TASK DETAILS:
Filter the records below for the word "Raji". Keep each line that has it.

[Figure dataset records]
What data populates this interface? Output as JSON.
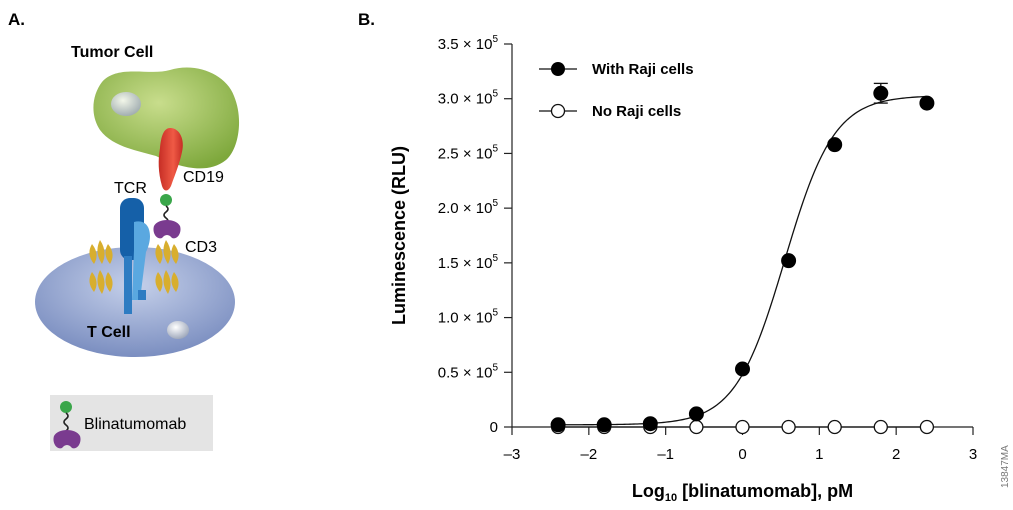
{
  "panel_a": {
    "letter": "A.",
    "tumor_label": "Tumor Cell",
    "tcell_label": "T Cell",
    "tcr_label": "TCR",
    "cd19_label": "CD19",
    "cd3_label": "CD3",
    "legend_label": "Blinatumomab",
    "colors": {
      "tumor": "#9bbd4e",
      "tcell": "#8d9fcb",
      "cd19": "#e9463a",
      "blin_green": "#3aa64a",
      "blin_purple": "#7a3b8f",
      "tcr_dark": "#1560a8",
      "tcr_light": "#5aa8e0",
      "cd3": "#d8ae2e"
    }
  },
  "panel_b": {
    "letter": "B.",
    "image_code": "13847MA"
  },
  "chart_data": {
    "type": "scatter",
    "xlabel_main": "Log",
    "xlabel_sub": "10",
    "xlabel_rest": " [blinatumomab], pM",
    "ylabel": "Luminescence (RLU)",
    "xlim": [
      -3,
      3
    ],
    "ylim": [
      0,
      350000
    ],
    "x_ticks": [
      -3,
      -2,
      -1,
      0,
      1,
      2,
      3
    ],
    "x_tick_labels": [
      "–3",
      "–2",
      "–1",
      "0",
      "1",
      "2",
      "3"
    ],
    "y_ticks": [
      0,
      50000,
      100000,
      150000,
      200000,
      250000,
      300000,
      350000
    ],
    "y_tick_labels": [
      {
        "mant": "0",
        "exp": ""
      },
      {
        "mant": "0.5 × 10",
        "exp": "5"
      },
      {
        "mant": "1.0 × 10",
        "exp": "5"
      },
      {
        "mant": "1.5 × 10",
        "exp": "5"
      },
      {
        "mant": "2.0 × 10",
        "exp": "5"
      },
      {
        "mant": "2.5 × 10",
        "exp": "5"
      },
      {
        "mant": "3.0 × 10",
        "exp": "5"
      },
      {
        "mant": "3.5 × 10",
        "exp": "5"
      }
    ],
    "legend_position": "top-left",
    "grid": false,
    "series": [
      {
        "name": "With Raji cells",
        "marker": "filled-circle",
        "x": [
          -2.4,
          -1.8,
          -1.2,
          -0.6,
          0.0,
          0.6,
          1.2,
          1.8,
          2.4
        ],
        "y": [
          2000,
          2000,
          3000,
          12000,
          53000,
          152000,
          258000,
          305000,
          296000
        ],
        "error": [
          0,
          0,
          0,
          0,
          0,
          0,
          0,
          9000,
          0
        ],
        "fit": {
          "model": "4PL",
          "bottom": 2000,
          "top": 303000,
          "logEC50": 0.55,
          "hill": 1.35
        }
      },
      {
        "name": "No Raji cells",
        "marker": "open-circle",
        "x": [
          -2.4,
          -1.8,
          -1.2,
          -0.6,
          0.0,
          0.6,
          1.2,
          1.8,
          2.4
        ],
        "y": [
          0,
          0,
          0,
          0,
          0,
          0,
          0,
          0,
          0
        ],
        "error": [
          0,
          0,
          0,
          0,
          0,
          0,
          0,
          0,
          0
        ]
      }
    ]
  }
}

ANSWER SECTION:
        "name": "With Raji cells",
        "name": "No Raji cells",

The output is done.